▶ _Source document_:
=====
When she does, she is told that they are too harrowing to be authentic. Repeatedly and on various levels, her voice is stifled. 

Her status as a refugee and as a Muslim woman who takes no pains to sugarcoat her thoughts on contentious issues (an example being the question of who may lay claim to Islam), only further narrows the margins within which she is allowed to express herself in ways acceptable to readers who “aren’t interested in the truth so much as the narrative”.

The expectations set for real-world writers of similar heritage - namely, to serve as spokespersons for their culture and to refrain from negative appraisals of any of its facets in order to not bolster racist stereotypes - come to mind.

Silence is a Sense is a fearless novel that engages with topical issues head-on. The narrator’s refusal to participate in her community and her retreat into herself are artfully mirrored in the form of the novel and its quasi-claustrophobic quality. 

We spend more time within her head than outside of it, either in action or dialogue. The result is a profound plunge into the territory of trauma, expertly mapped by an author who knows that there is comfort to be found in pessimism, in the false sense of safety that negativity provides because it offers the illusion of being ready for the worst.
=====
▶ _Entries_:
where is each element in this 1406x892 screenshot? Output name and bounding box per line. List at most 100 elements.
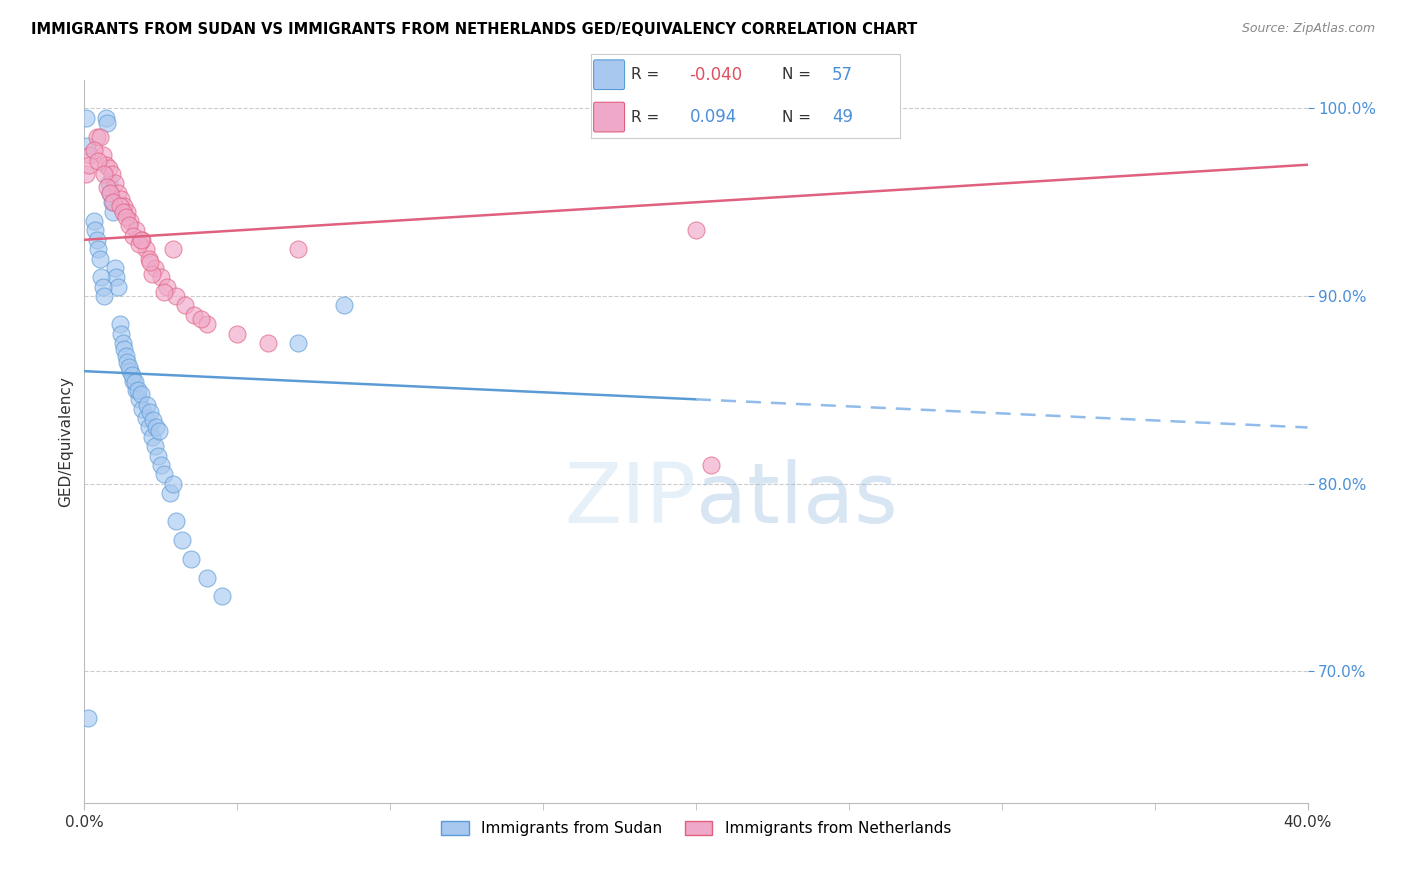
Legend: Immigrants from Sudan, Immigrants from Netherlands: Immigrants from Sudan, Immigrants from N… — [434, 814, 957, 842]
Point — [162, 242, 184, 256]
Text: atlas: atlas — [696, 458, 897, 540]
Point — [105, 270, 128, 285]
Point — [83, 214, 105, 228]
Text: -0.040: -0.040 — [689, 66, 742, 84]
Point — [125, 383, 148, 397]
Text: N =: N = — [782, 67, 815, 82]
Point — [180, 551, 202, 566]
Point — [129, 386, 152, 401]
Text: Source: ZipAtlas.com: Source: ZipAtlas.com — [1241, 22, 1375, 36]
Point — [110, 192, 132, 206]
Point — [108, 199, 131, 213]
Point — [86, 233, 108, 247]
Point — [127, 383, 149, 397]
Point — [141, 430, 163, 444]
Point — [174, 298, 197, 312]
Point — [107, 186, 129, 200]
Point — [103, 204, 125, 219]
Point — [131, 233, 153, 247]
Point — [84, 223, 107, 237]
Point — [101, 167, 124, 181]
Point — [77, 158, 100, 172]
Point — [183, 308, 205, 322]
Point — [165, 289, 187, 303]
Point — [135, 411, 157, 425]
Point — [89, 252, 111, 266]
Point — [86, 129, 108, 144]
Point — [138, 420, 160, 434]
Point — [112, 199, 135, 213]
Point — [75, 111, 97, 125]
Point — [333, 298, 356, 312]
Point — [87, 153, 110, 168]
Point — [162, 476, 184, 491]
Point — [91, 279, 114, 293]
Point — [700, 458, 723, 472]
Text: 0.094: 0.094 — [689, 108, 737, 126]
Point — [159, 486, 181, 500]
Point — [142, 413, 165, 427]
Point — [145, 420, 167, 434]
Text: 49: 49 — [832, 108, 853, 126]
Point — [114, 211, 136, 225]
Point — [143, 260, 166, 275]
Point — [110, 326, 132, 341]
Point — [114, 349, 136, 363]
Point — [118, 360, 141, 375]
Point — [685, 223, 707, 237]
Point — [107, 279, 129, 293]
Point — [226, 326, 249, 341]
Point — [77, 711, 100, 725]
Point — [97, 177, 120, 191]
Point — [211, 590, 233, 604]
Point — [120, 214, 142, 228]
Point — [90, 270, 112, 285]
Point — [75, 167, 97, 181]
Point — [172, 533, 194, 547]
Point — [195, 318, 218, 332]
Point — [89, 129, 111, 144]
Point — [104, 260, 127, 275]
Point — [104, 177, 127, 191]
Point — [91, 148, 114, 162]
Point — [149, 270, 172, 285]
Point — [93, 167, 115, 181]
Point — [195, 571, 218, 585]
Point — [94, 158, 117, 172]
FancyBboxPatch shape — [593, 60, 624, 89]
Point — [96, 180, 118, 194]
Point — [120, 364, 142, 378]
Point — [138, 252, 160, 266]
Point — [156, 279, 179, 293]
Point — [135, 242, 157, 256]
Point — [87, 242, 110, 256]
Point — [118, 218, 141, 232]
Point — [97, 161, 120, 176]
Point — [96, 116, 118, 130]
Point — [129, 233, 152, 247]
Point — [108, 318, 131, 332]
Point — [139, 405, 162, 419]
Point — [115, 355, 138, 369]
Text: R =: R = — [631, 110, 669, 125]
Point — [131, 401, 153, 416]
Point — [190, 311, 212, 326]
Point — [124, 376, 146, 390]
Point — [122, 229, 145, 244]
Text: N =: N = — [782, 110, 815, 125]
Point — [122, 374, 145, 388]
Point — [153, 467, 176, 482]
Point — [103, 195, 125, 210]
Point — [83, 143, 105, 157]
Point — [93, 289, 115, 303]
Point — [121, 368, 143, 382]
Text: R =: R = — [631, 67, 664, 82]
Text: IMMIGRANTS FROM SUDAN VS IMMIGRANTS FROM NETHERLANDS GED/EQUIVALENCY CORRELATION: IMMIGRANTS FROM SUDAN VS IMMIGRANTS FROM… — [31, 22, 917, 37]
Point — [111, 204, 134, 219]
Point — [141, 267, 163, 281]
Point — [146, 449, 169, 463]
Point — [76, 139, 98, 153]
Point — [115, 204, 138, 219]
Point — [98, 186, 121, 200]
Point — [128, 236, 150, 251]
=====
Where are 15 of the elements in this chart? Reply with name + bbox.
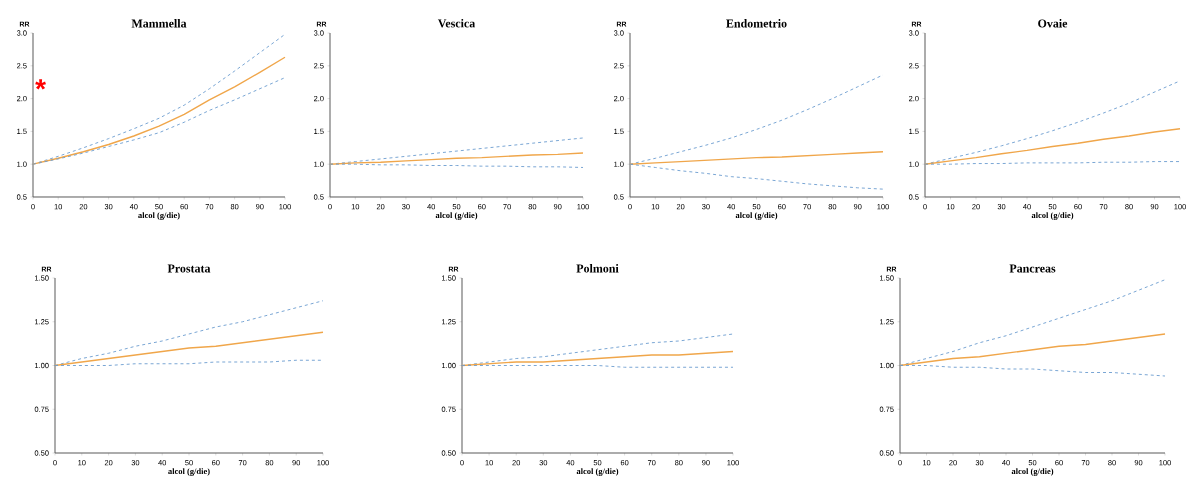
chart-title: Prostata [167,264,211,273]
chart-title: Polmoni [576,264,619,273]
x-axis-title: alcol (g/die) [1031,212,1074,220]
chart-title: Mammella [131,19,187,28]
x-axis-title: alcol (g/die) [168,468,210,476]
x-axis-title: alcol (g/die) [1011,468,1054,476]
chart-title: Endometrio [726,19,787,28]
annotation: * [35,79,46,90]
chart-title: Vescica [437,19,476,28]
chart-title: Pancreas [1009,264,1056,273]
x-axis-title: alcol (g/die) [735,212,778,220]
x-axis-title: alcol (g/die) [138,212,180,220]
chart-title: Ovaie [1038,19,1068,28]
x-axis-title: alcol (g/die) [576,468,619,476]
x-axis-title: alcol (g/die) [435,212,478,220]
=====
▶ _The exercise_:
Can you return, word for word, the stretch of the book review from "Her status as" through "its quasi-claustrophobic quality."?

▶ _Complete output_:
Her status as a refugee and as a Muslim woman who takes no pains to sugarcoat her thoughts on contentious issues (an example being the question of who may lay claim to Islam), only further narrows the margins within which she is allowed to express herself in ways acceptable to readers who “aren’t interested in the truth so much as the narrative”.

The expectations set for real-world writers of similar heritage - namely, to serve as spokespersons for their culture and to refrain from negative appraisals of any of its facets in order to not bolster racist stereotypes - come to mind.

Silence is a Sense is a fearless novel that engages with topical issues head-on. The narrator’s refusal to participate in her community and her retreat into herself are artfully mirrored in the form of the novel and its quasi-claustrophobic quality.